- **Stated problem**: Pick out each line containing the string "JSON" and copy it.

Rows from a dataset
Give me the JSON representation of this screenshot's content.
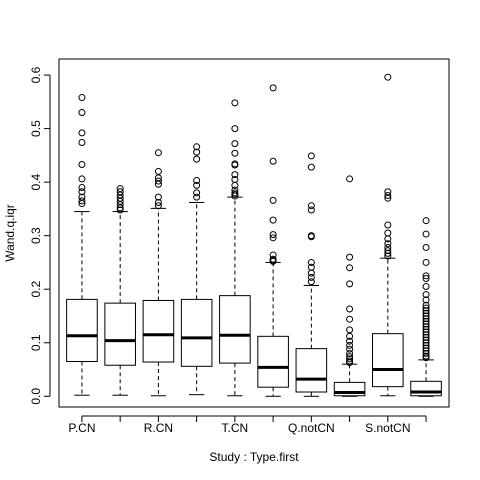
{
  "chart_data": {
    "type": "boxplot",
    "xlabel": "Study : Type.first",
    "ylabel": "Wand.q.iqr",
    "ylim": [
      -0.02,
      0.63
    ],
    "yticks": [
      0.0,
      0.1,
      0.2,
      0.3,
      0.4,
      0.5,
      0.6
    ],
    "ytick_labels": [
      "0.0",
      "0.1",
      "0.2",
      "0.3",
      "0.4",
      "0.5",
      "0.6"
    ],
    "x_tick_labels": [
      "P.CN",
      "R.CN",
      "T.CN",
      "Q.notCN",
      "S.notCN"
    ],
    "x_tick_label_positions": [
      1,
      3,
      5,
      7,
      9
    ],
    "colors": {
      "box_stroke": "#000000",
      "background": "#ffffff"
    },
    "boxes": [
      {
        "whisker_low": 0.002,
        "q1": 0.065,
        "median": 0.113,
        "q3": 0.181,
        "whisker_high": 0.345,
        "outliers": [
          0.558,
          0.53,
          0.492,
          0.474,
          0.433,
          0.406,
          0.39,
          0.382,
          0.372,
          0.365,
          0.36
        ]
      },
      {
        "whisker_low": 0.002,
        "q1": 0.058,
        "median": 0.104,
        "q3": 0.174,
        "whisker_high": 0.345,
        "outliers": [
          0.388,
          0.382,
          0.376,
          0.37,
          0.364,
          0.358,
          0.352,
          0.348
        ]
      },
      {
        "whisker_low": 0.001,
        "q1": 0.064,
        "median": 0.115,
        "q3": 0.179,
        "whisker_high": 0.351,
        "outliers": [
          0.455,
          0.42,
          0.408,
          0.402,
          0.396,
          0.372,
          0.362,
          0.356
        ]
      },
      {
        "whisker_low": 0.003,
        "q1": 0.056,
        "median": 0.109,
        "q3": 0.181,
        "whisker_high": 0.362,
        "outliers": [
          0.466,
          0.456,
          0.443,
          0.403,
          0.394,
          0.38,
          0.372
        ]
      },
      {
        "whisker_low": 0.001,
        "q1": 0.062,
        "median": 0.114,
        "q3": 0.188,
        "whisker_high": 0.372,
        "outliers": [
          0.548,
          0.5,
          0.472,
          0.454,
          0.434,
          0.432,
          0.414,
          0.405,
          0.394,
          0.385,
          0.38,
          0.377,
          0.374
        ]
      },
      {
        "whisker_low": 0.0,
        "q1": 0.017,
        "median": 0.054,
        "q3": 0.112,
        "whisker_high": 0.25,
        "outliers": [
          0.576,
          0.439,
          0.366,
          0.329,
          0.302,
          0.296,
          0.264,
          0.256,
          0.254,
          0.252
        ]
      },
      {
        "whisker_low": 0.0,
        "q1": 0.008,
        "median": 0.032,
        "q3": 0.089,
        "whisker_high": 0.207,
        "outliers": [
          0.449,
          0.428,
          0.356,
          0.348,
          0.3,
          0.298,
          0.25,
          0.241,
          0.23,
          0.222,
          0.214
        ]
      },
      {
        "whisker_low": 0.0,
        "q1": 0.001,
        "median": 0.007,
        "q3": 0.026,
        "whisker_high": 0.06,
        "outliers": [
          0.406,
          0.26,
          0.24,
          0.21,
          0.163,
          0.144,
          0.124,
          0.112,
          0.103,
          0.095,
          0.088,
          0.08,
          0.074,
          0.07,
          0.066,
          0.063
        ]
      },
      {
        "whisker_low": 0.001,
        "q1": 0.018,
        "median": 0.05,
        "q3": 0.117,
        "whisker_high": 0.258,
        "outliers": [
          0.596,
          0.382,
          0.375,
          0.37,
          0.32,
          0.305,
          0.294,
          0.285,
          0.278,
          0.272,
          0.267,
          0.262
        ]
      },
      {
        "whisker_low": 0.0,
        "q1": 0.001,
        "median": 0.008,
        "q3": 0.028,
        "whisker_high": 0.068,
        "outliers": [
          0.328,
          0.303,
          0.278,
          0.25,
          0.225,
          0.22,
          0.205,
          0.19,
          0.18,
          0.17,
          0.165,
          0.16,
          0.155,
          0.15,
          0.145,
          0.14,
          0.135,
          0.13,
          0.125,
          0.12,
          0.115,
          0.11,
          0.105,
          0.1,
          0.095,
          0.09,
          0.085,
          0.08,
          0.075,
          0.072
        ]
      }
    ]
  }
}
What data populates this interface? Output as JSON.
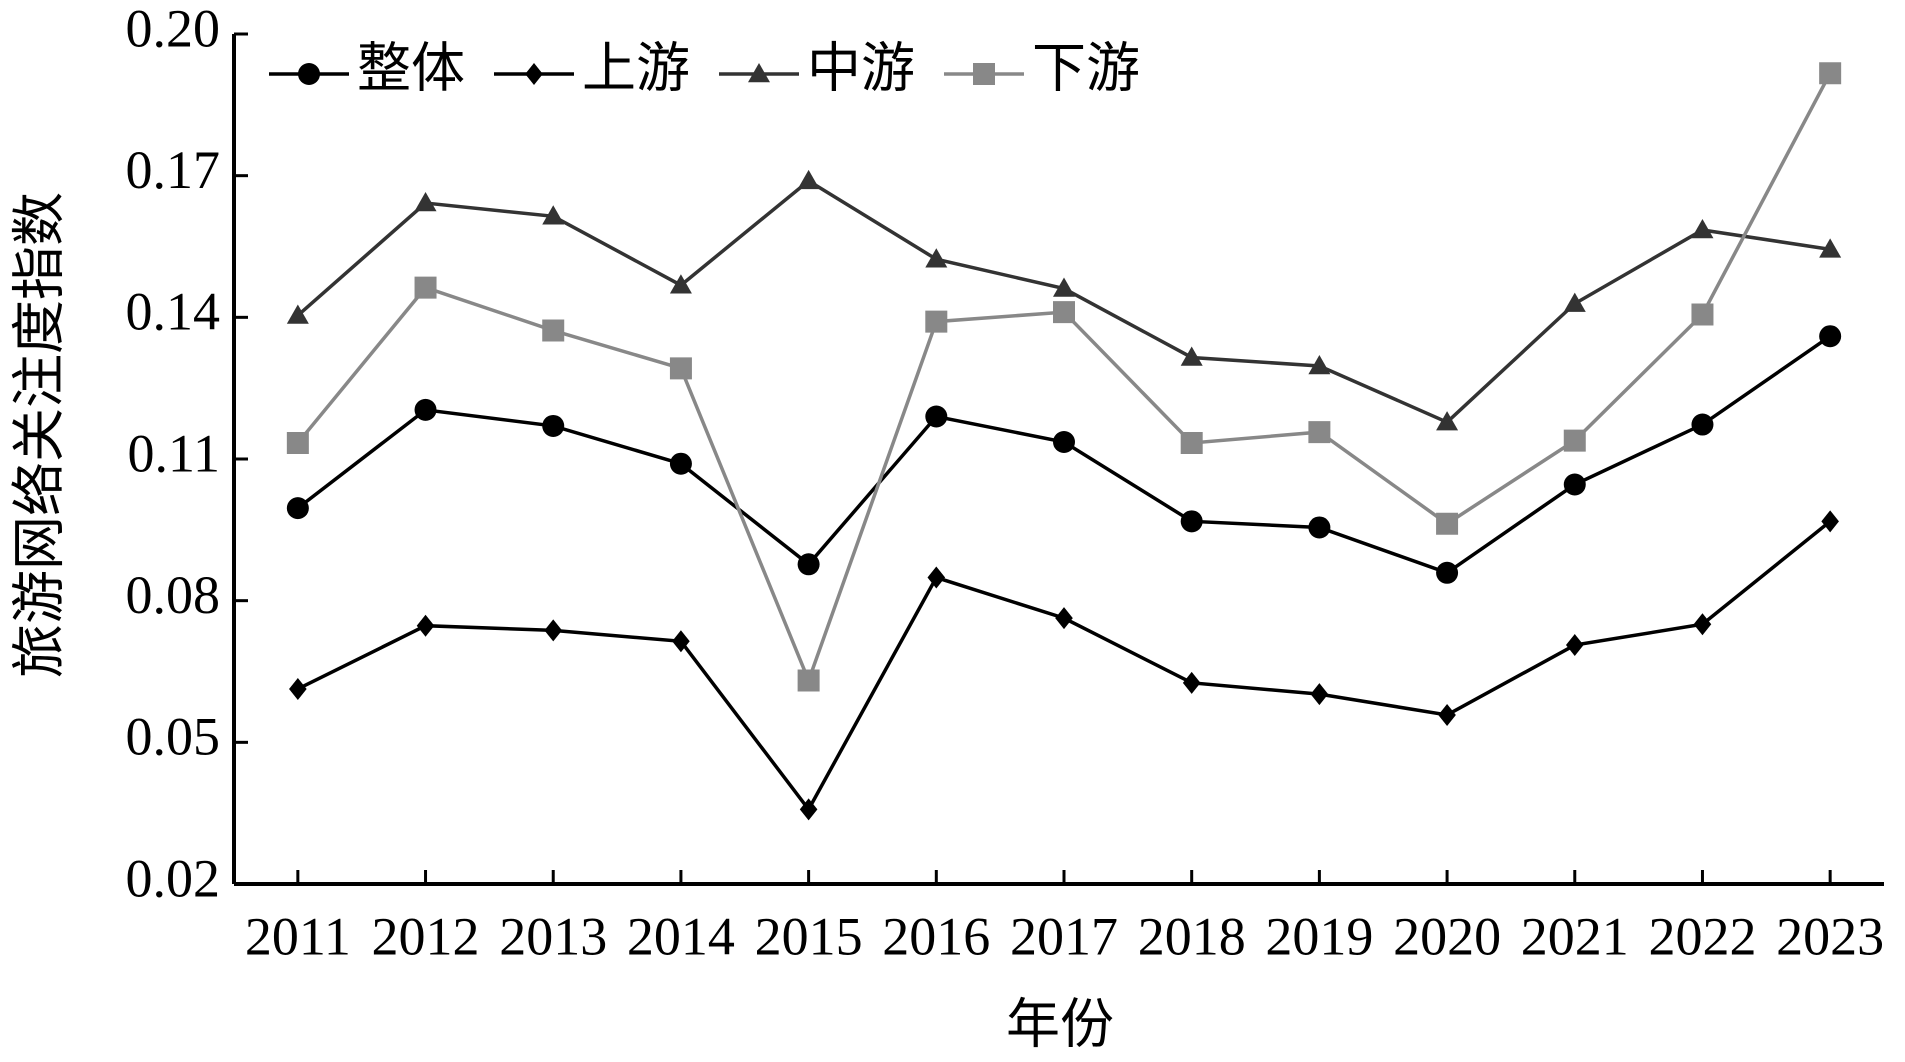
{
  "chart_data": {
    "type": "line",
    "x_label": "年份",
    "y_label": "旅游网络关注度指数",
    "categories": [
      "2011",
      "2012",
      "2013",
      "2014",
      "2015",
      "2016",
      "2017",
      "2018",
      "2019",
      "2020",
      "2021",
      "2022",
      "2023"
    ],
    "series": [
      {
        "name": "整体",
        "color": "#000000",
        "marker": "circle",
        "values": [
          0.0996,
          0.1204,
          0.117,
          0.109,
          0.0877,
          0.119,
          0.1136,
          0.0968,
          0.0955,
          0.0859,
          0.1046,
          0.1173,
          0.136
        ]
      },
      {
        "name": "上游",
        "color": "#000000",
        "marker": "diamond",
        "values": [
          0.0613,
          0.0747,
          0.0737,
          0.0714,
          0.0358,
          0.0849,
          0.0763,
          0.0626,
          0.0602,
          0.0558,
          0.0706,
          0.075,
          0.0968
        ]
      },
      {
        "name": "中游",
        "color": "#333333",
        "marker": "triangle",
        "values": [
          0.1404,
          0.1642,
          0.1614,
          0.1468,
          0.1689,
          0.1523,
          0.1461,
          0.1315,
          0.1297,
          0.1178,
          0.1429,
          0.1585,
          0.1544
        ]
      },
      {
        "name": "下游",
        "color": "#888888",
        "marker": "square",
        "values": [
          0.1134,
          0.1463,
          0.1372,
          0.1292,
          0.0631,
          0.1391,
          0.1411,
          0.1134,
          0.1157,
          0.0963,
          0.1139,
          0.1406,
          0.1917
        ]
      }
    ],
    "ylim": [
      0.02,
      0.2
    ],
    "yticks": [
      0.02,
      0.05,
      0.08,
      0.11,
      0.14,
      0.17,
      {
        "value": 0.2,
        "label": "0.20"
      }
    ],
    "grid": false,
    "legend": "top-left"
  }
}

- **Answer to the exercise**:
Give me the JSON representation of this screenshot's content.
What data populates this interface? Output as JSON.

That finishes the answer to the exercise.